> _INPUT MATERIAL_:
═══

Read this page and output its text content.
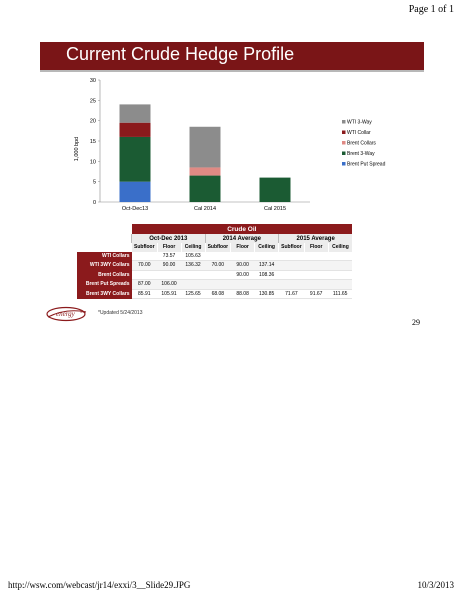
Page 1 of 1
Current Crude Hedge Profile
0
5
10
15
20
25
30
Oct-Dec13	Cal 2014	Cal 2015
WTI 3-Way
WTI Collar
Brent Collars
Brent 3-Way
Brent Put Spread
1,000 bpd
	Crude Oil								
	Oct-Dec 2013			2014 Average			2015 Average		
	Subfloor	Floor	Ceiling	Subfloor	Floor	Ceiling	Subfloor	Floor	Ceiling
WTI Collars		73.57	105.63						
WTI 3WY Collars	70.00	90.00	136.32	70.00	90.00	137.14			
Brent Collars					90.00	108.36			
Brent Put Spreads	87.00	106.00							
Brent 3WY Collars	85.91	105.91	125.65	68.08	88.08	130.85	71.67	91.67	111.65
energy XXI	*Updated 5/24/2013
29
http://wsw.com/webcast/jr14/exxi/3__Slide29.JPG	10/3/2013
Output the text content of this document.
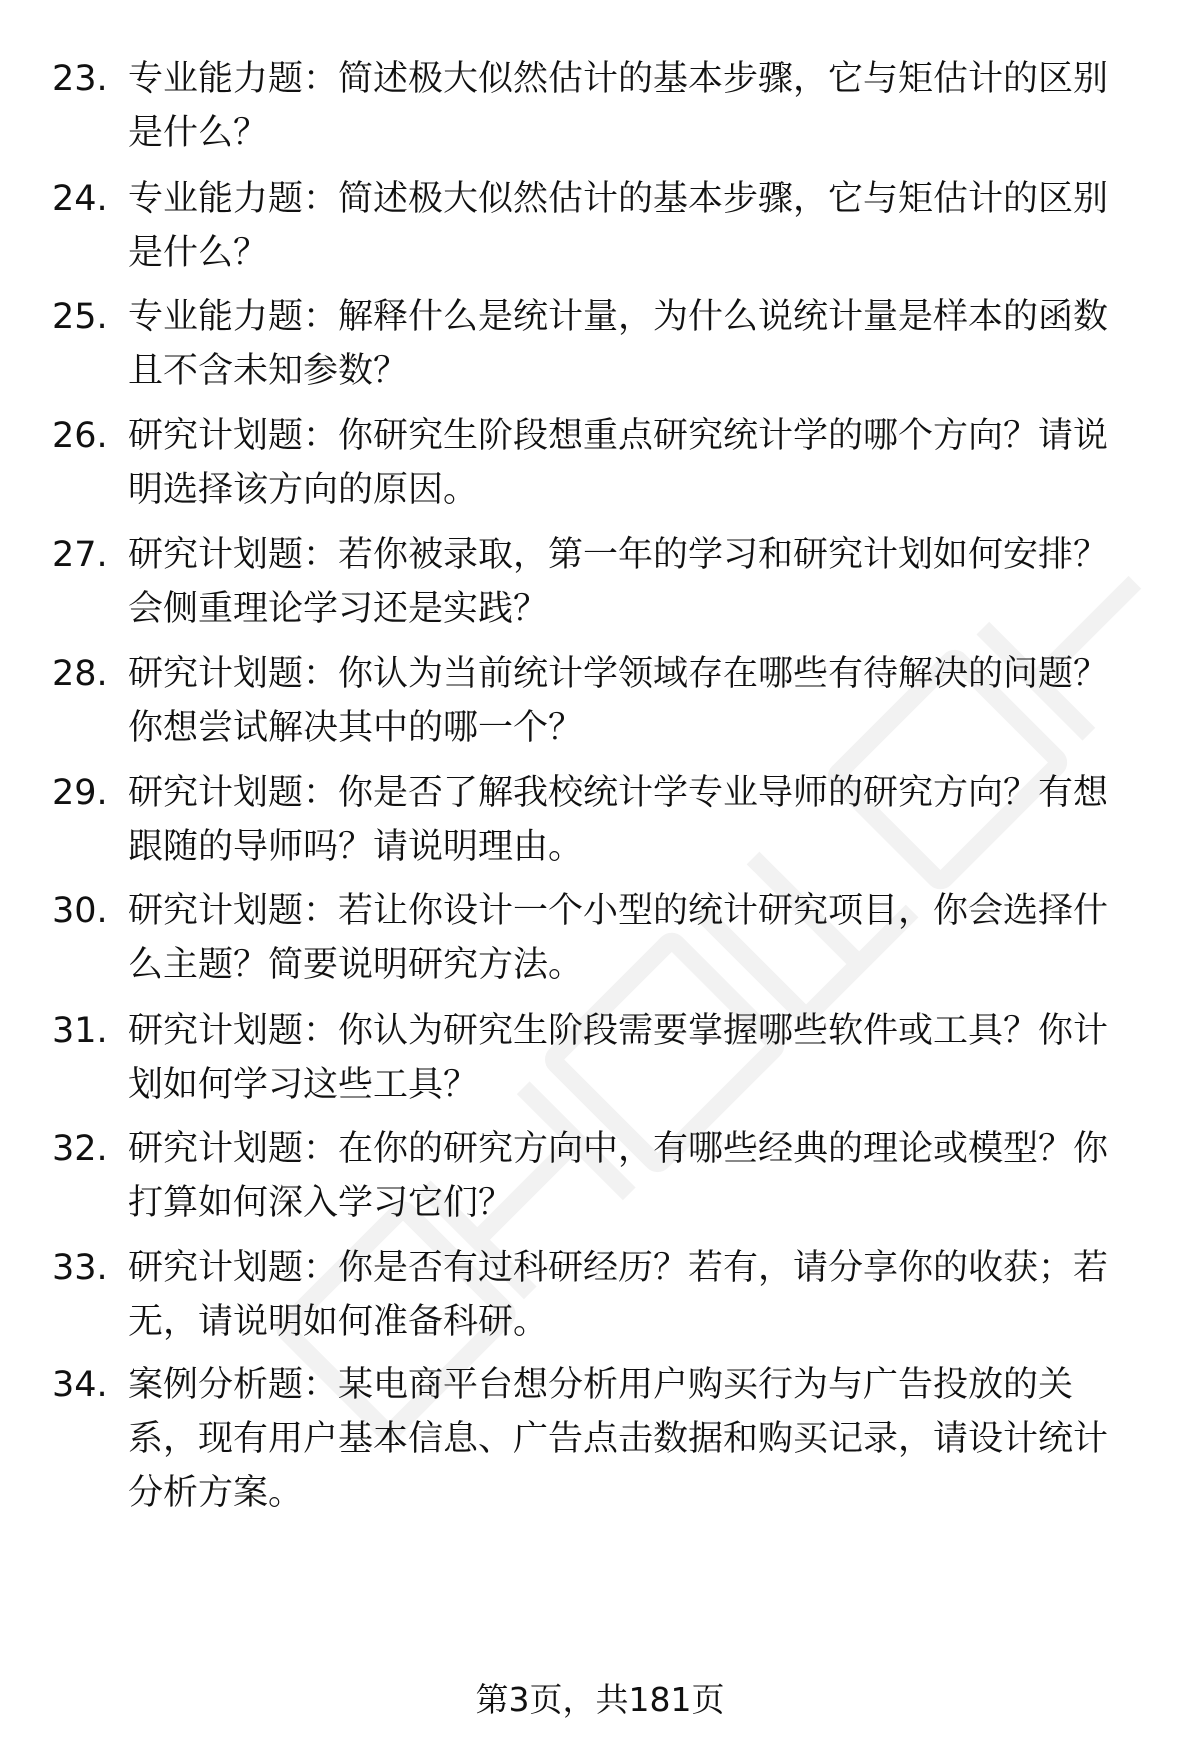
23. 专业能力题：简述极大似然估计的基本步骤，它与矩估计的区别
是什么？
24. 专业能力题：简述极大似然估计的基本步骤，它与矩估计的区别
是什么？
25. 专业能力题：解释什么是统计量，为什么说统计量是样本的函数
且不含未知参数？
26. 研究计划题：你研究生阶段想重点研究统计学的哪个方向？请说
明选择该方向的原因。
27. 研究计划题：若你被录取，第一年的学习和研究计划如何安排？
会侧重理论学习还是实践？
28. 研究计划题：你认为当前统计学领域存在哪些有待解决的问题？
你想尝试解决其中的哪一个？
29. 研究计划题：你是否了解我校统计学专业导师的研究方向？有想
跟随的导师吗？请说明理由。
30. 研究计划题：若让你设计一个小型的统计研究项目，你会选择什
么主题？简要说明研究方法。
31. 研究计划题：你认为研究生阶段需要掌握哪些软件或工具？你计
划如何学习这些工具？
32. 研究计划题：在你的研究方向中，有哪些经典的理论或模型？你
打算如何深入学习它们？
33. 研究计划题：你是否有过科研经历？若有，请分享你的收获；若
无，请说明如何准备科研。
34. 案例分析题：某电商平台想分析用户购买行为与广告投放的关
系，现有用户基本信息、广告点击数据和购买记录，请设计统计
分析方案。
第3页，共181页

═══

> _TASK OBJECTIVE_:
Skip the pictures and retype exactly the lines from the one that contains "Output the text content of this document." to the last line of the records.

> _TASK OUTPUT_:
Output the text content of this document.
23. 专业能力题：简述极大似然估计的基本步骤，它与矩估计的区别
是什么？
24. 专业能力题：简述极大似然估计的基本步骤，它与矩估计的区别
是什么？
25. 专业能力题：解释什么是统计量，为什么说统计量是样本的函数
且不含未知参数？
26. 研究计划题：你研究生阶段想重点研究统计学的哪个方向？请说
明选择该方向的原因。
27. 研究计划题：若你被录取，第一年的学习和研究计划如何安排？
会侧重理论学习还是实践？
28. 研究计划题：你认为当前统计学领域存在哪些有待解决的问题？
你想尝试解决其中的哪一个？
29. 研究计划题：你是否了解我校统计学专业导师的研究方向？有想
跟随的导师吗？请说明理由。
30. 研究计划题：若让你设计一个小型的统计研究项目，你会选择什
么主题？简要说明研究方法。
31. 研究计划题：你认为研究生阶段需要掌握哪些软件或工具？你计
划如何学习这些工具？
32. 研究计划题：在你的研究方向中，有哪些经典的理论或模型？你
打算如何深入学习它们？
33. 研究计划题：你是否有过科研经历？若有，请分享你的收获；若
无，请说明如何准备科研。
34. 案例分析题：某电商平台想分析用户购买行为与广告投放的关
系，现有用户基本信息、广告点击数据和购买记录，请设计统计
分析方案。
第3页，共181页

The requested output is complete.